_STATED TASK_:
Find the string "Decode" in the records. Copy every line it appears in.

_DATA SHOWN_:
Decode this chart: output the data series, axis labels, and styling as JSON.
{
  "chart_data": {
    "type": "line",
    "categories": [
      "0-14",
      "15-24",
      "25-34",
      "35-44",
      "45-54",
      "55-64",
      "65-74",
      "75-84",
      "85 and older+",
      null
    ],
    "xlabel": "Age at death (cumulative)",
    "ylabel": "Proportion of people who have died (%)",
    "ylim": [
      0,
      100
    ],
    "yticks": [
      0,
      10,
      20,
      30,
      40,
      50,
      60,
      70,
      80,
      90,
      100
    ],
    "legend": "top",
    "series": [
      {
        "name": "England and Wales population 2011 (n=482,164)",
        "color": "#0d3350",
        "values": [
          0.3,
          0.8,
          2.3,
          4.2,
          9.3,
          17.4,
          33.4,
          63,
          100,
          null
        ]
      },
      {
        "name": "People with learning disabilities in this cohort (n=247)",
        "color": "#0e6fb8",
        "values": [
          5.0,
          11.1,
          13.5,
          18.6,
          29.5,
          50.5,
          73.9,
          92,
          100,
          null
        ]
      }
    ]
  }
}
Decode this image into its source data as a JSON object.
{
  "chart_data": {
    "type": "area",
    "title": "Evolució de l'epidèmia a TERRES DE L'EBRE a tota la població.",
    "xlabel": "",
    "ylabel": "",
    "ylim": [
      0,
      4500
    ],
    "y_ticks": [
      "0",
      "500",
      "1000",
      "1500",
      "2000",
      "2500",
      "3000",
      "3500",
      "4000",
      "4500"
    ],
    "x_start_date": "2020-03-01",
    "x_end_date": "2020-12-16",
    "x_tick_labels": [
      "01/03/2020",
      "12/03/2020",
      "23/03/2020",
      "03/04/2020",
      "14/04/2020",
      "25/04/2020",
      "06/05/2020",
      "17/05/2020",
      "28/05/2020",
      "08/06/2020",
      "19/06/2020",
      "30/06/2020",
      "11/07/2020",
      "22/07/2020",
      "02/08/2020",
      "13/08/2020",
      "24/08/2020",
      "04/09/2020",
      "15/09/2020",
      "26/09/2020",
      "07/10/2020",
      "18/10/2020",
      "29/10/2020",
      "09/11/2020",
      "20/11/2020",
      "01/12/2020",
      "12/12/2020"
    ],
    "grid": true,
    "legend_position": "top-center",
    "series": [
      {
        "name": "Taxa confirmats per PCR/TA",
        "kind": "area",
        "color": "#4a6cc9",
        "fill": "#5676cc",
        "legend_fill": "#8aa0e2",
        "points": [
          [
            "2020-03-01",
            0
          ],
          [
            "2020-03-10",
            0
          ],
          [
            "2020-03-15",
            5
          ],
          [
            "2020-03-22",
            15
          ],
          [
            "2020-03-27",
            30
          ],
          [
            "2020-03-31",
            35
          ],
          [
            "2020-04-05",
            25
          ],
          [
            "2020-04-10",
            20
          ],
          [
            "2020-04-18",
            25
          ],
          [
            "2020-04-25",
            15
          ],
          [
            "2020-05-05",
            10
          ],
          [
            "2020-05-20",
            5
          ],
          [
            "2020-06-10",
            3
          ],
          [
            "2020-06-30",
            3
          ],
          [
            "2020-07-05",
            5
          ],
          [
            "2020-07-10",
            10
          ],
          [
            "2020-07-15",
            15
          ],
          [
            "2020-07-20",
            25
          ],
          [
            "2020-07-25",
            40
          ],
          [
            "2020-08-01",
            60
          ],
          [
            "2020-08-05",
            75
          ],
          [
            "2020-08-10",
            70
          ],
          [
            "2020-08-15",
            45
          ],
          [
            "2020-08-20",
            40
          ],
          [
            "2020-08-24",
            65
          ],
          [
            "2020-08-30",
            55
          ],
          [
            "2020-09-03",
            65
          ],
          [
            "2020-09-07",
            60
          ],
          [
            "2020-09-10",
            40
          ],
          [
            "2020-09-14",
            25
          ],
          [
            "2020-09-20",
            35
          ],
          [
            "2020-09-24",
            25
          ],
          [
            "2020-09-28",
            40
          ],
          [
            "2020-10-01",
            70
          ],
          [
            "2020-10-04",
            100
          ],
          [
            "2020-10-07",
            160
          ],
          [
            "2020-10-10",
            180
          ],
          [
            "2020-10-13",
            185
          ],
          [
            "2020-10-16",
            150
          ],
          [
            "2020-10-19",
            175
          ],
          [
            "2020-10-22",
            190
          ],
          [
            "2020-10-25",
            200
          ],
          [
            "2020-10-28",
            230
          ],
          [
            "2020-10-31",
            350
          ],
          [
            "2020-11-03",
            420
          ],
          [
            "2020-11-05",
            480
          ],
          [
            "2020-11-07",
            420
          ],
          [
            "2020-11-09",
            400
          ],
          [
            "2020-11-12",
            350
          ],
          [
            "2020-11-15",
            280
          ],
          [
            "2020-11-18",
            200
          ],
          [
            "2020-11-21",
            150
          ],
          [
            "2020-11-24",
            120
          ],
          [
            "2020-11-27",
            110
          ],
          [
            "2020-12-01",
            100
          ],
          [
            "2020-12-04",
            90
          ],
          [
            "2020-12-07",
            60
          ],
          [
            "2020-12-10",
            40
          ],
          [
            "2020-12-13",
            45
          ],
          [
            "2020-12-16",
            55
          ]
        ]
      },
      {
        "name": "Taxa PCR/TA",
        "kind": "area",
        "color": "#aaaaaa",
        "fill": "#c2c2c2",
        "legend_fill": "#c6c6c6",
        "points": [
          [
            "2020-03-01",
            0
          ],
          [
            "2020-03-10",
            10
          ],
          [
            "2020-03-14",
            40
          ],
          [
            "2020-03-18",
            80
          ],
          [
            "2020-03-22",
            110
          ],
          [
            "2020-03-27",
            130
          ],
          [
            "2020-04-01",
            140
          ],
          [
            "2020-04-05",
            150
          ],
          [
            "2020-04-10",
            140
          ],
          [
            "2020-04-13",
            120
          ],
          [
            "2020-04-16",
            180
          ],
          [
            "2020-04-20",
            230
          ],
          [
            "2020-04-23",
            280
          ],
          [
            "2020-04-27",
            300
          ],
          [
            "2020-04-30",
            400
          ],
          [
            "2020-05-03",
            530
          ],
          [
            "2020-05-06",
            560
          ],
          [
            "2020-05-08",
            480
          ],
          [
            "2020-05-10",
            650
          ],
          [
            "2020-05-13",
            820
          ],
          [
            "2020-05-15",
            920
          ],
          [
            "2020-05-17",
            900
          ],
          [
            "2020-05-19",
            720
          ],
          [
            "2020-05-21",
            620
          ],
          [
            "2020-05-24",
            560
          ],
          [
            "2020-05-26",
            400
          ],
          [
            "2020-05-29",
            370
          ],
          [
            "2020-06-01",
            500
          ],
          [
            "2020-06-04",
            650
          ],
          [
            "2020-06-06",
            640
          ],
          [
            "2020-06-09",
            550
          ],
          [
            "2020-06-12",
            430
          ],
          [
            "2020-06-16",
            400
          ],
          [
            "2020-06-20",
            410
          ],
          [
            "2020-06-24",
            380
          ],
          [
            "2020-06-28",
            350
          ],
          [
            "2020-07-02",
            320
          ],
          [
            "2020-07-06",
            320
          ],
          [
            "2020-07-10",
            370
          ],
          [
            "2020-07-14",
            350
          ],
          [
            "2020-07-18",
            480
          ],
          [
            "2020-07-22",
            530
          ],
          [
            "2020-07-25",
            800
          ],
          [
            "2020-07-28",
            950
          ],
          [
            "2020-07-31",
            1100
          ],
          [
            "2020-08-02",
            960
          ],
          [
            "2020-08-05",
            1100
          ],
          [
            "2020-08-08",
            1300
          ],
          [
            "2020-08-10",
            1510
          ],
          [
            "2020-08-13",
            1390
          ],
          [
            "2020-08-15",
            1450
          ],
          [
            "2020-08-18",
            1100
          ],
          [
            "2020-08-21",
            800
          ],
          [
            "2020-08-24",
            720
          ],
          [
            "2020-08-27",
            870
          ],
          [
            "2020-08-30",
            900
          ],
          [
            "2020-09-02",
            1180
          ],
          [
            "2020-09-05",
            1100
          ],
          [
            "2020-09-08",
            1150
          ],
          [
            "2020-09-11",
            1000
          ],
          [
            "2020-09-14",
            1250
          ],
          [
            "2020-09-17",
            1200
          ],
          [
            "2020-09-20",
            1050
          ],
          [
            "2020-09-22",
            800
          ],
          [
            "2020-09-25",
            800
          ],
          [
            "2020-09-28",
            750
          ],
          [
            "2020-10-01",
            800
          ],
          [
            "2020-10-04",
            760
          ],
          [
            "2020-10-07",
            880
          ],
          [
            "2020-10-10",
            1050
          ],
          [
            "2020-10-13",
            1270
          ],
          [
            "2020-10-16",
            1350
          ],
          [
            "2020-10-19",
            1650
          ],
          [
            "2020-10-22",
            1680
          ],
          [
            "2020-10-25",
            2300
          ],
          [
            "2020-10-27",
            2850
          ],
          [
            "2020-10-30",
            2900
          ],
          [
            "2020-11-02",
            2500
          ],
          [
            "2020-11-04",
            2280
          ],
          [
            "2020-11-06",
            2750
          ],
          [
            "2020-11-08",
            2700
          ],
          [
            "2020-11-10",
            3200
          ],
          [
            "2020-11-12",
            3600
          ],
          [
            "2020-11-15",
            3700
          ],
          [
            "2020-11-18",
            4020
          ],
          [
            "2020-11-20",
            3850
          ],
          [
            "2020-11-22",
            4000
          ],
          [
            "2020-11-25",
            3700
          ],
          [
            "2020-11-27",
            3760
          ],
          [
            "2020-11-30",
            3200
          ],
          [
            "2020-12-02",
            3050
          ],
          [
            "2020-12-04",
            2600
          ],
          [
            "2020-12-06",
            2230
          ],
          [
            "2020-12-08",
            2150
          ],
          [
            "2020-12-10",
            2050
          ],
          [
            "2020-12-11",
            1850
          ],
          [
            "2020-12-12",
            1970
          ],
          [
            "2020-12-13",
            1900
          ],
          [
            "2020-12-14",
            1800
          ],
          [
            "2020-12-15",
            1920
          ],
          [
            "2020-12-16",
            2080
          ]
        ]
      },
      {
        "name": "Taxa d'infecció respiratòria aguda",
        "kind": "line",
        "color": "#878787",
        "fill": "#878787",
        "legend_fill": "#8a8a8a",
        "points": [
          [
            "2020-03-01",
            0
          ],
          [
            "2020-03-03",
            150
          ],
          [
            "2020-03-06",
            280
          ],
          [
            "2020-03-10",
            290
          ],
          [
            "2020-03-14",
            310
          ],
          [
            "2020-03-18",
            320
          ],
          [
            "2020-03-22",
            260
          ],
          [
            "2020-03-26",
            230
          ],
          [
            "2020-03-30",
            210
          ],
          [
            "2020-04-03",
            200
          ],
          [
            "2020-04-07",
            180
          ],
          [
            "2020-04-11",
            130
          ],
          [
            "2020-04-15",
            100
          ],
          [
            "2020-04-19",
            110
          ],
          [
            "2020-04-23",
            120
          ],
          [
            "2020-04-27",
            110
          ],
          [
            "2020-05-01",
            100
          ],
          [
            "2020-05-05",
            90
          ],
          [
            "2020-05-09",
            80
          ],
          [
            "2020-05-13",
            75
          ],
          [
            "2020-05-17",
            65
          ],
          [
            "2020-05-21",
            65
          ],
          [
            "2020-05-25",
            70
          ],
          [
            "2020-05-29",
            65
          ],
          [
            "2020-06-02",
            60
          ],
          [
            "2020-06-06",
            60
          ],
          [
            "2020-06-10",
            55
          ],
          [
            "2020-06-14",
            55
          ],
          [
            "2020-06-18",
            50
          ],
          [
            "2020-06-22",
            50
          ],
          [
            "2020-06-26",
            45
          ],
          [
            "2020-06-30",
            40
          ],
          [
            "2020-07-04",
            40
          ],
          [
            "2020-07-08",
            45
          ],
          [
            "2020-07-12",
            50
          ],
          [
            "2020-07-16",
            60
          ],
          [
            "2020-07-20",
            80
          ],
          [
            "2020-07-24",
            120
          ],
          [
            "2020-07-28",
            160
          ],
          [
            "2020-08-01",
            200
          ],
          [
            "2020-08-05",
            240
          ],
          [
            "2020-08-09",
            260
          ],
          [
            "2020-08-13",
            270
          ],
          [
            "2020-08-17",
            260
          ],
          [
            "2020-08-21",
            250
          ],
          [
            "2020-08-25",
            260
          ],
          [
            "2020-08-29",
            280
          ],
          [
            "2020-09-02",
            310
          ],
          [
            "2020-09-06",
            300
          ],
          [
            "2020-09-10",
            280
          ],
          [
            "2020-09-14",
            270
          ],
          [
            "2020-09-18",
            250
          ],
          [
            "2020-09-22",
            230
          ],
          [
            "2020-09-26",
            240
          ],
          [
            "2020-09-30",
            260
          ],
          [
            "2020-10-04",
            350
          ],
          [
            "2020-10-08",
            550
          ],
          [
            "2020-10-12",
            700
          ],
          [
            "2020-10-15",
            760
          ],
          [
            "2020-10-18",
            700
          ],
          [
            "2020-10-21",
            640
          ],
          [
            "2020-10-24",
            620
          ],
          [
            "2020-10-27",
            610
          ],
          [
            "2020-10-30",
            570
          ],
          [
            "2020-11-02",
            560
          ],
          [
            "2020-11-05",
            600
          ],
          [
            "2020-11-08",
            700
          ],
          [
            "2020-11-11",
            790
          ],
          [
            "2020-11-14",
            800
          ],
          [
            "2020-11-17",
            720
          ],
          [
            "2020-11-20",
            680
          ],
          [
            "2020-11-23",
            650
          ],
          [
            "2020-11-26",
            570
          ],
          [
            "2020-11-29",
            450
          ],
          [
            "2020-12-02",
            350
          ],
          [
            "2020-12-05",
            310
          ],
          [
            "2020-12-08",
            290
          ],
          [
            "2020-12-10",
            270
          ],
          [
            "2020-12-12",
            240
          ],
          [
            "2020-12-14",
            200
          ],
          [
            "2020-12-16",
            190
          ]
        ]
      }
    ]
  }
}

_SOLUTION BELOW_:
Decode this chart: output the data series, axis labels, and styling as JSON.
Decode this image into its source data as a JSON object.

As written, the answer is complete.